**AVAILABLE RECORDS**
-- Start --
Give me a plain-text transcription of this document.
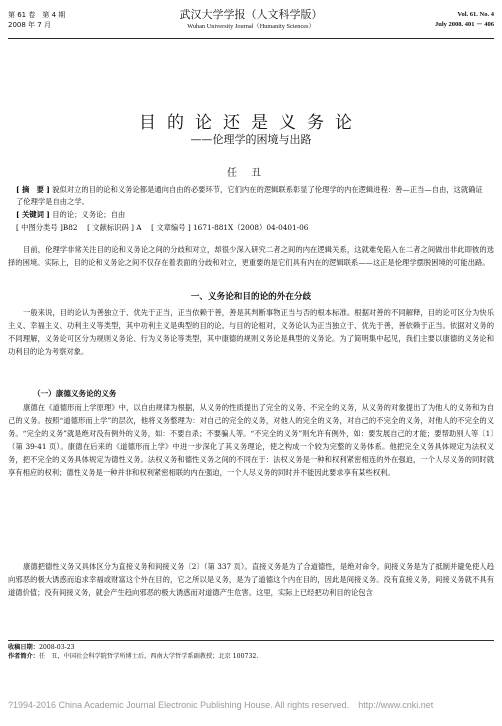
第 61 卷　第 4 期
2008 年 7 月
武汉大学学报（人文科学版）
Wuhan University Journal（Humanity Sciences）
Vol. 61. No. 4
July 2008. 401 － 406
目的论还是义务论
——伦理学的困境与出路
任丑
[ 摘　要 ] 貌似对立的目的论和义务论都是通向自由的必要环节，它们内在的逻辑联系彰显了伦理学的内在逻辑进程：善—正当—自由，这就确证了伦理学是自由之学。
[ 关键词 ] 目的论；义务论；自由
[ 中图分类号 ]B82　 [ 文献标识码 ] A　 [ 文章编号 ] 1671-881X（2008）04-0401-06
目前，伦理学非常关注目的论和义务论之间的分歧和对立，却很少深入研究二者之间的内在逻辑关系，这就难免陷入在二者之间做出非此即彼的选择的困境。实际上，目的论和义务论之间不仅存在着表面的分歧和对立，更重要的是它们具有内在的逻辑联系——这正是伦理学摆脱困境的可能出路。
一、义务论和目的论的外在分歧
一般来说，目的论认为善独立于、优先于正当，正当依赖于善，善是其判断事物正当与否的根本标准。根据对善的不同解释，目的论可区分为快乐主义、幸福主义、功利主义等类型，其中功利主义是典型的目的论。与目的论相对，义务论认为正当独立于、优先于善，善依赖于正当。依据对义务的不同理解，义务论可区分为规则义务论、行为义务论等类型，其中康德的规则义务论是典型的义务论。为了简明集中起见，我们主要以康德的义务论和功利目的论为考察对象。
（一）康德义务论的义务
康德在《道德形而上学原理》中，以自由规律为根据，从义务的性质提出了完全的义务、不完全的义务，从义务的对象提出了为他人的义务和为自己的义务。按照“道德形而上学”的层次，他将义务整理为：对自己的完全的义务，对他人的完全的义务，对自己的不完全的义务，对他人的不完全的义务。“完全的义务”就是绝对没有例外的义务，如：不要自杀；不要骗人等。“不完全的义务”则允许有例外，如：要发展自己的才能；要帮助别人等〔1〕（第 39-41 页）。康德在后来的《道德形而上学》中进一步深化了其义务理论，使之构成一个较为完整的义务体系。他把完全义务具体规定为法权义务，把不完全的义务具体规定为德性义务。法权义务和德性义务之间的不同在于：法权义务是一种和权利紧密相连的外在强迫，一个人尽义务的同时就享有相应的权利；德性义务是一种并非和权利紧密相联的内在强迫，一个人尽义务的同时并不能因此要求享有某些权利。
康德把德性义务又具体区分为直接义务和间接义务〔2〕（第 337 页）。直接义务是为了合道德性，是绝对命令。间接义务是为了抵制并避免使人趋向邪恶的极大诱惑而追求幸福或财富这个外在目的，它之所以是义务，是为了道德这个内在目的，因此是间接义务。没有直接义务，间接义务就不具有道德价值；没有间接义务，就会产生趋向邪恶的极大诱惑而对道德产生危害。这里，实际上已经把功利目的论包含
收稿日期：2008-03-23
作者简介：任　丑，中国社会科学院哲学所博士后，西南大学哲学系副教授；北京 100732.
?1994-2016 China Academic Journal Electronic Publishing House. All rights reserved.　http://www.cnki.net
-- End --
**GIVEN EXERCISE**
Leaving out the pictures, repeat the data above exactly.

**IN RESPONSE**
Give me a plain-text transcription of this document.
第 61 卷　第 4 期
2008 年 7 月
武汉大学学报（人文科学版）
Wuhan University Journal（Humanity Sciences）
Vol. 61. No. 4
July 2008. 401 － 406
目的论还是义务论
——伦理学的困境与出路
任丑
[ 摘　要 ] 貌似对立的目的论和义务论都是通向自由的必要环节，它们内在的逻辑联系彰显了伦理学的内在逻辑进程：善—正当—自由，这就确证了伦理学是自由之学。
[ 关键词 ] 目的论；义务论；自由
[ 中图分类号 ]B82　 [ 文献标识码 ] A　 [ 文章编号 ] 1671-881X（2008）04-0401-06
目前，伦理学非常关注目的论和义务论之间的分歧和对立，却很少深入研究二者之间的内在逻辑关系，这就难免陷入在二者之间做出非此即彼的选择的困境。实际上，目的论和义务论之间不仅存在着表面的分歧和对立，更重要的是它们具有内在的逻辑联系——这正是伦理学摆脱困境的可能出路。
一、义务论和目的论的外在分歧
一般来说，目的论认为善独立于、优先于正当，正当依赖于善，善是其判断事物正当与否的根本标准。根据对善的不同解释，目的论可区分为快乐主义、幸福主义、功利主义等类型，其中功利主义是典型的目的论。与目的论相对，义务论认为正当独立于、优先于善，善依赖于正当。依据对义务的不同理解，义务论可区分为规则义务论、行为义务论等类型，其中康德的规则义务论是典型的义务论。为了简明集中起见，我们主要以康德的义务论和功利目的论为考察对象。
（一）康德义务论的义务
康德在《道德形而上学原理》中，以自由规律为根据，从义务的性质提出了完全的义务、不完全的义务，从义务的对象提出了为他人的义务和为自己的义务。按照“道德形而上学”的层次，他将义务整理为：对自己的完全的义务，对他人的完全的义务，对自己的不完全的义务，对他人的不完全的义务。“完全的义务”就是绝对没有例外的义务，如：不要自杀；不要骗人等。“不完全的义务”则允许有例外，如：要发展自己的才能；要帮助别人等〔1〕（第 39-41 页）。康德在后来的《道德形而上学》中进一步深化了其义务理论，使之构成一个较为完整的义务体系。他把完全义务具体规定为法权义务，把不完全的义务具体规定为德性义务。法权义务和德性义务之间的不同在于：法权义务是一种和权利紧密相连的外在强迫，一个人尽义务的同时就享有相应的权利；德性义务是一种并非和权利紧密相联的内在强迫，一个人尽义务的同时并不能因此要求享有某些权利。
康德把德性义务又具体区分为直接义务和间接义务〔2〕（第 337 页）。直接义务是为了合道德性，是绝对命令。间接义务是为了抵制并避免使人趋向邪恶的极大诱惑而追求幸福或财富这个外在目的，它之所以是义务，是为了道德这个内在目的，因此是间接义务。没有直接义务，间接义务就不具有道德价值；没有间接义务，就会产生趋向邪恶的极大诱惑而对道德产生危害。这里，实际上已经把功利目的论包含
收稿日期：2008-03-23
作者简介：任　丑，中国社会科学院哲学所博士后，西南大学哲学系副教授；北京 100732.
?1994-2016 China Academic Journal Electronic Publishing House. All rights reserved.　http://www.cnki.net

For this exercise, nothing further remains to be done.